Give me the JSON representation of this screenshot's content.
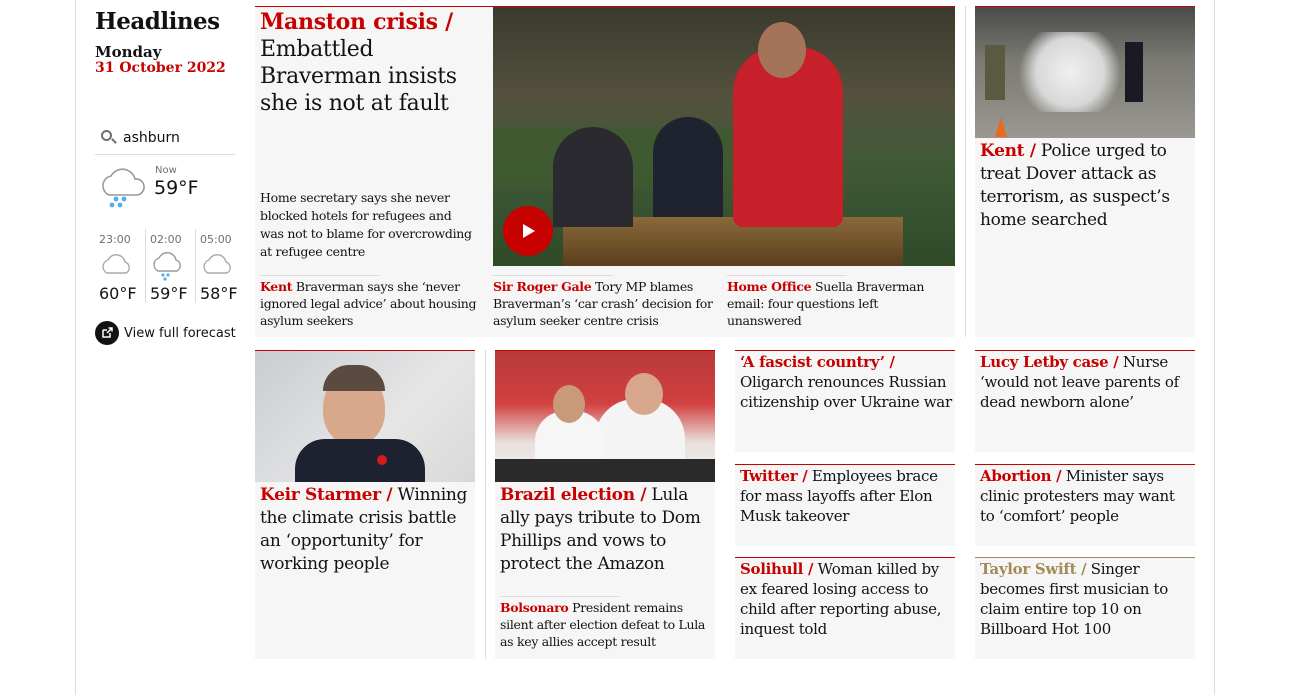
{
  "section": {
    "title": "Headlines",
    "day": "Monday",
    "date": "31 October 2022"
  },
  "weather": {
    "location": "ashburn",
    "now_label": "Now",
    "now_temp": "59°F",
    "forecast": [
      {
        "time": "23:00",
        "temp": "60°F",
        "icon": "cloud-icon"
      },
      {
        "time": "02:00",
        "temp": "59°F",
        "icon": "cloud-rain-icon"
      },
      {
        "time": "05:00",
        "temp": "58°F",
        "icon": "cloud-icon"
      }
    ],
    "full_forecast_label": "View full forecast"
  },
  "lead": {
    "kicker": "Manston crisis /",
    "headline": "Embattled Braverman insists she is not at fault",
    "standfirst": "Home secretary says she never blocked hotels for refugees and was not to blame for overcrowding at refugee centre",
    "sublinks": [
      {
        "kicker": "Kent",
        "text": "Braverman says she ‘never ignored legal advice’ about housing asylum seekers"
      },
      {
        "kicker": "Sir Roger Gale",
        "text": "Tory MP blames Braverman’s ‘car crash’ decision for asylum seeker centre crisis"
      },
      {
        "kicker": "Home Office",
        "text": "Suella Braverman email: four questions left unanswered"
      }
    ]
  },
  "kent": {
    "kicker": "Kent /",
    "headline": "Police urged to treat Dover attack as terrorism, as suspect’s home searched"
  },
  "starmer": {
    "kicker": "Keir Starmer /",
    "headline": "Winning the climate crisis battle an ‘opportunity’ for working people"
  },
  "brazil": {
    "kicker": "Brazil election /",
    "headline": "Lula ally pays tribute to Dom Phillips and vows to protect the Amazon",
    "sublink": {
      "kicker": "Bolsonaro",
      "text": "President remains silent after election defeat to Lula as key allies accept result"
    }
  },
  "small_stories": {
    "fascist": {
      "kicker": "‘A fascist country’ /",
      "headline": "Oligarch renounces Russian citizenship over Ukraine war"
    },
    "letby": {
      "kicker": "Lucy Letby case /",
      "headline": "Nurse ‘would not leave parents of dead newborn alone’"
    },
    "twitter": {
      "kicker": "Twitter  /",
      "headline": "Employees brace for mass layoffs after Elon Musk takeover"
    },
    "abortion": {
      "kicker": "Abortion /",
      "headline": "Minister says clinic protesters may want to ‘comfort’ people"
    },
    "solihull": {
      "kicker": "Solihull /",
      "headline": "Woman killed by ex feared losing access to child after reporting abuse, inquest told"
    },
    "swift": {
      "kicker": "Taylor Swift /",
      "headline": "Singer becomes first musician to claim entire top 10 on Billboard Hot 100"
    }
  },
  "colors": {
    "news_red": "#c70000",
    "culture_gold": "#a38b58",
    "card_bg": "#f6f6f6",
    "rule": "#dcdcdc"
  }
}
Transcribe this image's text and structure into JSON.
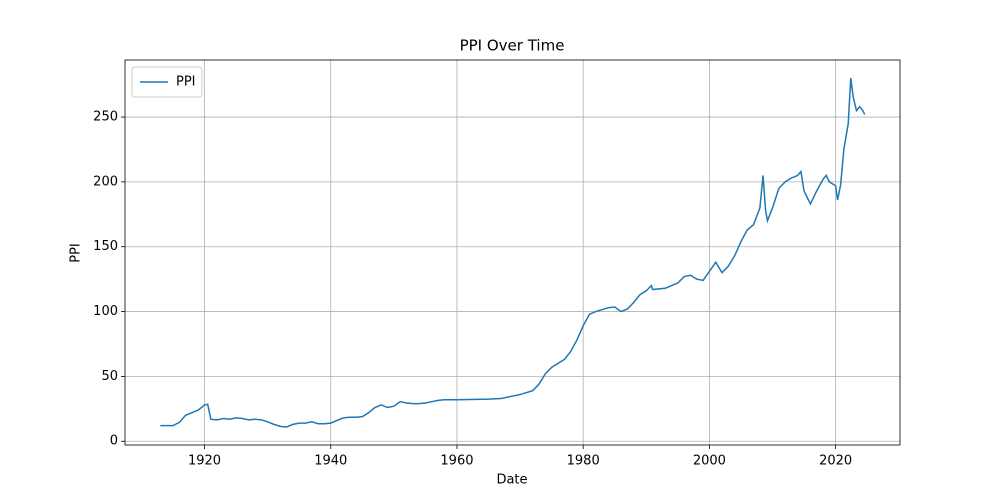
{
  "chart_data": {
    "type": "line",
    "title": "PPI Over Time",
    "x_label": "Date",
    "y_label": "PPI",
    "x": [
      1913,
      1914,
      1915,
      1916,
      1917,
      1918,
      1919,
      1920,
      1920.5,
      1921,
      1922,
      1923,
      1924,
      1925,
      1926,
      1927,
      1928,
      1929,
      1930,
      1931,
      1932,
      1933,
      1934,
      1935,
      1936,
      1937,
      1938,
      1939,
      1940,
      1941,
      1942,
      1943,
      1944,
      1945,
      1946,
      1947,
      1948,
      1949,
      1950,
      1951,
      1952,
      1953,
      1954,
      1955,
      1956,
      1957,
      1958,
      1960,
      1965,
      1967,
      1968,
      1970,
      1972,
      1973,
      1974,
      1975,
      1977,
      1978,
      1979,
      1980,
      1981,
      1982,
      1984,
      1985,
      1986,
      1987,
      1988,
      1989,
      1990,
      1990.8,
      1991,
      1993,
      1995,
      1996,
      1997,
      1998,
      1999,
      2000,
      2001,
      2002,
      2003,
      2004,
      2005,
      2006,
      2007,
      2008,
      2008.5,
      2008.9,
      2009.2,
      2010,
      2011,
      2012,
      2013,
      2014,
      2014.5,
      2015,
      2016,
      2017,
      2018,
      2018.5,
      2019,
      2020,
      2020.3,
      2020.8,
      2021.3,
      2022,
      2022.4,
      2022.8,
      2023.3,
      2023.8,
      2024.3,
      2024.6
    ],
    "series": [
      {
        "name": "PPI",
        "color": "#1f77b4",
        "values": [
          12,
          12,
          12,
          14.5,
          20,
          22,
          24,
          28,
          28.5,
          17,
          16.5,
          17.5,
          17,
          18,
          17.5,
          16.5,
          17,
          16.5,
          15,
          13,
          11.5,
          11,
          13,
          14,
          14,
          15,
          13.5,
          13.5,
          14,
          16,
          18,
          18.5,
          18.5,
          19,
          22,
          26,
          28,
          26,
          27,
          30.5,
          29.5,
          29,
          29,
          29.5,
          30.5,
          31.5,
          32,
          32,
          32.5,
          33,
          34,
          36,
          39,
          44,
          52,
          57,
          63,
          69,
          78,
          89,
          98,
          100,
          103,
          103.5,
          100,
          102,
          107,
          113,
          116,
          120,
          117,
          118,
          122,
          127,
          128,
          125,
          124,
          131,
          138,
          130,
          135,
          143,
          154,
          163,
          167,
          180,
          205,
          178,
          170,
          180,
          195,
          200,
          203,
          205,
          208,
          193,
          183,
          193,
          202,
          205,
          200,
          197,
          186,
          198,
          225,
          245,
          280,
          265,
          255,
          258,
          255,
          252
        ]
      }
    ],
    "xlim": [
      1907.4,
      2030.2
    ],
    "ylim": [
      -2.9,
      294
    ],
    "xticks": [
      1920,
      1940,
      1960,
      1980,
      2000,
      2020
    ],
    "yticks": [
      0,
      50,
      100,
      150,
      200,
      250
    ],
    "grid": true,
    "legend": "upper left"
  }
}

Your instructions
Write every record out again exactly; no pictures belong in the copy.

Answer to this exercise
Give me the JSON representation of this screenshot's content.
{
  "section": {
    "title": "Headlines",
    "day": "Monday",
    "date": "31 October 2022"
  },
  "weather": {
    "location": "ashburn",
    "now_label": "Now",
    "now_temp": "59°F",
    "forecast": [
      {
        "time": "23:00",
        "temp": "60°F",
        "icon": "cloud-icon"
      },
      {
        "time": "02:00",
        "temp": "59°F",
        "icon": "cloud-rain-icon"
      },
      {
        "time": "05:00",
        "temp": "58°F",
        "icon": "cloud-icon"
      }
    ],
    "full_forecast_label": "View full forecast"
  },
  "lead": {
    "kicker": "Manston crisis /",
    "headline": "Embattled Braverman insists she is not at fault",
    "standfirst": "Home secretary says she never blocked hotels for refugees and was not to blame for overcrowding at refugee centre",
    "sublinks": [
      {
        "kicker": "Kent",
        "text": "Braverman says she ‘never ignored legal advice’ about housing asylum seekers"
      },
      {
        "kicker": "Sir Roger Gale",
        "text": "Tory MP blames Braverman’s ‘car crash’ decision for asylum seeker centre crisis"
      },
      {
        "kicker": "Home Office",
        "text": "Suella Braverman email: four questions left unanswered"
      }
    ]
  },
  "kent": {
    "kicker": "Kent /",
    "headline": "Police urged to treat Dover attack as terrorism, as suspect’s home searched"
  },
  "starmer": {
    "kicker": "Keir Starmer /",
    "headline": "Winning the climate crisis battle an ‘opportunity’ for working people"
  },
  "brazil": {
    "kicker": "Brazil election /",
    "headline": "Lula ally pays tribute to Dom Phillips and vows to protect the Amazon",
    "sublink": {
      "kicker": "Bolsonaro",
      "text": "President remains silent after election defeat to Lula as key allies accept result"
    }
  },
  "small_stories": {
    "fascist": {
      "kicker": "‘A fascist country’ /",
      "headline": "Oligarch renounces Russian citizenship over Ukraine war"
    },
    "letby": {
      "kicker": "Lucy Letby case /",
      "headline": "Nurse ‘would not leave parents of dead newborn alone’"
    },
    "twitter": {
      "kicker": "Twitter  /",
      "headline": "Employees brace for mass layoffs after Elon Musk takeover"
    },
    "abortion": {
      "kicker": "Abortion /",
      "headline": "Minister says clinic protesters may want to ‘comfort’ people"
    },
    "solihull": {
      "kicker": "Solihull /",
      "headline": "Woman killed by ex feared losing access to child after reporting abuse, inquest told"
    },
    "swift": {
      "kicker": "Taylor Swift /",
      "headline": "Singer becomes first musician to claim entire top 10 on Billboard Hot 100"
    }
  },
  "colors": {
    "news_red": "#c70000",
    "culture_gold": "#a38b58",
    "card_bg": "#f6f6f6",
    "rule": "#dcdcdc"
  }
}
Transcribe this image's text and structure into JSON.
{
  "chart_data": {
    "type": "line",
    "title": "PPI Over Time",
    "x_label": "Date",
    "y_label": "PPI",
    "x": [
      1913,
      1914,
      1915,
      1916,
      1917,
      1918,
      1919,
      1920,
      1920.5,
      1921,
      1922,
      1923,
      1924,
      1925,
      1926,
      1927,
      1928,
      1929,
      1930,
      1931,
      1932,
      1933,
      1934,
      1935,
      1936,
      1937,
      1938,
      1939,
      1940,
      1941,
      1942,
      1943,
      1944,
      1945,
      1946,
      1947,
      1948,
      1949,
      1950,
      1951,
      1952,
      1953,
      1954,
      1955,
      1956,
      1957,
      1958,
      1960,
      1965,
      1967,
      1968,
      1970,
      1972,
      1973,
      1974,
      1975,
      1977,
      1978,
      1979,
      1980,
      1981,
      1982,
      1984,
      1985,
      1986,
      1987,
      1988,
      1989,
      1990,
      1990.8,
      1991,
      1993,
      1995,
      1996,
      1997,
      1998,
      1999,
      2000,
      2001,
      2002,
      2003,
      2004,
      2005,
      2006,
      2007,
      2008,
      2008.5,
      2008.9,
      2009.2,
      2010,
      2011,
      2012,
      2013,
      2014,
      2014.5,
      2015,
      2016,
      2017,
      2018,
      2018.5,
      2019,
      2020,
      2020.3,
      2020.8,
      2021.3,
      2022,
      2022.4,
      2022.8,
      2023.3,
      2023.8,
      2024.3,
      2024.6
    ],
    "series": [
      {
        "name": "PPI",
        "color": "#1f77b4",
        "values": [
          12,
          12,
          12,
          14.5,
          20,
          22,
          24,
          28,
          28.5,
          17,
          16.5,
          17.5,
          17,
          18,
          17.5,
          16.5,
          17,
          16.5,
          15,
          13,
          11.5,
          11,
          13,
          14,
          14,
          15,
          13.5,
          13.5,
          14,
          16,
          18,
          18.5,
          18.5,
          19,
          22,
          26,
          28,
          26,
          27,
          30.5,
          29.5,
          29,
          29,
          29.5,
          30.5,
          31.5,
          32,
          32,
          32.5,
          33,
          34,
          36,
          39,
          44,
          52,
          57,
          63,
          69,
          78,
          89,
          98,
          100,
          103,
          103.5,
          100,
          102,
          107,
          113,
          116,
          120,
          117,
          118,
          122,
          127,
          128,
          125,
          124,
          131,
          138,
          130,
          135,
          143,
          154,
          163,
          167,
          180,
          205,
          178,
          170,
          180,
          195,
          200,
          203,
          205,
          208,
          193,
          183,
          193,
          202,
          205,
          200,
          197,
          186,
          198,
          225,
          245,
          280,
          265,
          255,
          258,
          255,
          252
        ]
      }
    ],
    "xlim": [
      1907.4,
      2030.2
    ],
    "ylim": [
      -2.9,
      294
    ],
    "xticks": [
      1920,
      1940,
      1960,
      1980,
      2000,
      2020
    ],
    "yticks": [
      0,
      50,
      100,
      150,
      200,
      250
    ],
    "grid": true,
    "legend": "upper left"
  }
}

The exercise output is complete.